■ WHAT YOU WILL DO ■
Restate the whole listing exactly.

___ DATA ROWS

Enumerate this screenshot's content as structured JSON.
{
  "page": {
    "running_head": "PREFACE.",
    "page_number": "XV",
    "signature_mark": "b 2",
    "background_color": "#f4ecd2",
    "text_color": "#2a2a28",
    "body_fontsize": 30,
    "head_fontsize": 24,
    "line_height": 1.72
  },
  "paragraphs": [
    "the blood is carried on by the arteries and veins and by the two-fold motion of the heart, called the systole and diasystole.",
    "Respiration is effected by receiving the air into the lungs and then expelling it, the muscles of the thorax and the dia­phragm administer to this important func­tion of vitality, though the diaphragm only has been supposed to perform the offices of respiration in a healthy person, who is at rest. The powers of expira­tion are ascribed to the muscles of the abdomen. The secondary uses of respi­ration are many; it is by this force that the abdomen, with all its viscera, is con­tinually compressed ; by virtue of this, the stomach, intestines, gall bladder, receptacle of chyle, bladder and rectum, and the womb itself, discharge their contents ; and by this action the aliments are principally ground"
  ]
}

______

■ RESULT FOR THIS EXERCISE ■
Enumerate this screenshot's content as structured JSON.
{
  "page": {
    "running_head": "PREFACE.",
    "page_number": "XV",
    "signature_mark": "b 2",
    "background_color": "#f4ecd2",
    "text_color": "#2a2a28",
    "body_fontsize": 30,
    "head_fontsize": 24,
    "line_height": 1.72
  },
  "paragraphs": [
    "the blood is carried on by the arteries and veins and by the two-fold motion of the heart, called the systole and diasystole.",
    "Respiration is effected by receiving the air into the lungs and then expelling it, the muscles of the thorax and the dia­phragm administer to this important func­tion of vitality, though the diaphragm only has been supposed to perform the offices of respiration in a healthy person, who is at rest. The powers of expira­tion are ascribed to the muscles of the abdomen. The secondary uses of respi­ration are many; it is by this force that the abdomen, with all its viscera, is con­tinually compressed ; by virtue of this, the stomach, intestines, gall bladder, receptacle of chyle, bladder and rectum, and the womb itself, discharge their contents ; and by this action the aliments are principally ground"
  ]
}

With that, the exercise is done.